Provided entries -
■ ■ ■ ■ ■

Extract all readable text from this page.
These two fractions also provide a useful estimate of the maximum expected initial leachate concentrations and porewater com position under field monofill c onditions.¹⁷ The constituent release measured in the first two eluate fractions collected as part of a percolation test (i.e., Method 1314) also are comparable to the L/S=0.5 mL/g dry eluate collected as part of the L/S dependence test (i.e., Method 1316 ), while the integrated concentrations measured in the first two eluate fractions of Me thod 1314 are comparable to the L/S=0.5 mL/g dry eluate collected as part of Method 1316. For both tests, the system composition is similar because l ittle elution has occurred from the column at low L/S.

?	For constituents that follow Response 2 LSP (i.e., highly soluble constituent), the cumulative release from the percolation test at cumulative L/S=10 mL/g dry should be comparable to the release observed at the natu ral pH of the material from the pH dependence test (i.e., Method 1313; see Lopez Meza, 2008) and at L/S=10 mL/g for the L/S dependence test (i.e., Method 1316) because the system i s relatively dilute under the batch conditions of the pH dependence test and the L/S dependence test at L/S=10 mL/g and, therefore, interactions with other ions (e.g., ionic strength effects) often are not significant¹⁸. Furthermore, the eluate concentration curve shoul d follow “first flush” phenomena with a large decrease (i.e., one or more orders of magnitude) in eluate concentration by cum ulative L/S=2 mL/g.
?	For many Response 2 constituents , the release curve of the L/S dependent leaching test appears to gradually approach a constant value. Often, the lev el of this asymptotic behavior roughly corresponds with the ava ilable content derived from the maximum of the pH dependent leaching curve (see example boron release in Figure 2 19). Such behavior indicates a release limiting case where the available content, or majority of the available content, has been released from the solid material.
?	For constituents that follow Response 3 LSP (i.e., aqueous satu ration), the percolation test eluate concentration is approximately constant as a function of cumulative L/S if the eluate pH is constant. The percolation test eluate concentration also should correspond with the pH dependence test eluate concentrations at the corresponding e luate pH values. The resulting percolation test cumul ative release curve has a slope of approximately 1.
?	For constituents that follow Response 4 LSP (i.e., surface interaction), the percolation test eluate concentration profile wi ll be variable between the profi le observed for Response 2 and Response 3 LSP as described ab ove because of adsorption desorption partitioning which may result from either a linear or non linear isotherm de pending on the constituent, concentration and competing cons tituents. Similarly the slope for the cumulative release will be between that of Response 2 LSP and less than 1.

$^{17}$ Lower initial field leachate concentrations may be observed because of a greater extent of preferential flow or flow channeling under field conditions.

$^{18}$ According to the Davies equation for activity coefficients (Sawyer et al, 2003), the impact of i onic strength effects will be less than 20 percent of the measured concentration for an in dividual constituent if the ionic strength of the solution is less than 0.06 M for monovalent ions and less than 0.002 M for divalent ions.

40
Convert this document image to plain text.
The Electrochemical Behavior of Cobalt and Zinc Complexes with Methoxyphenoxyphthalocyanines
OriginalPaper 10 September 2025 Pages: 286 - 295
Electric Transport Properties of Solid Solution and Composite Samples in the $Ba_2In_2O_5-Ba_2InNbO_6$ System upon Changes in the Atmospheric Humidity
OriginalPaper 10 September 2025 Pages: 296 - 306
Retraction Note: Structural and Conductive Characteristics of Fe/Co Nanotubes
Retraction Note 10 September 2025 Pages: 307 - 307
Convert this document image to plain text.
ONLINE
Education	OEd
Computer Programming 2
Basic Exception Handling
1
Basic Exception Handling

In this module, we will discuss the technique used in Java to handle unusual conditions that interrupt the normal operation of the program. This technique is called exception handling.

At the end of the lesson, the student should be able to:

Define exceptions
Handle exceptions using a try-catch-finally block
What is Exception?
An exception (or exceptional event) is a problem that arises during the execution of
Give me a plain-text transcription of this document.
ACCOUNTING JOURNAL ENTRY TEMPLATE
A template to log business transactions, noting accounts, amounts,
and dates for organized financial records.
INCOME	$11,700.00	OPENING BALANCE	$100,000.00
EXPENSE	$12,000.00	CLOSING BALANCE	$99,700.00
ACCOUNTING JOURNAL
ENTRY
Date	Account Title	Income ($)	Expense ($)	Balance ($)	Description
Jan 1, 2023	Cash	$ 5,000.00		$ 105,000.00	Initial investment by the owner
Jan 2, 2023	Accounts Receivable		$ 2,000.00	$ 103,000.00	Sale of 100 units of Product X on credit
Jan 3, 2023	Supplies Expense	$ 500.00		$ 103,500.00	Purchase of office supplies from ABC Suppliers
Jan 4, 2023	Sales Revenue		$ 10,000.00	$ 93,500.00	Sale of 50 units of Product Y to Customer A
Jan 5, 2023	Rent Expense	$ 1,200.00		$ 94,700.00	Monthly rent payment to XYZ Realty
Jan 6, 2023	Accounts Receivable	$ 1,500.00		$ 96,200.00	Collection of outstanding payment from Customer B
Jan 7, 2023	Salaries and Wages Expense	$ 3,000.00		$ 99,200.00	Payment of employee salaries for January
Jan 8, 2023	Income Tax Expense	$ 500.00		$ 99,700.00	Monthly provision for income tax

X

■ ■ ■ ■ ■

Exercise task - Determine the number of lines in the records that include the string "under", and respond with that number only.

The output - 3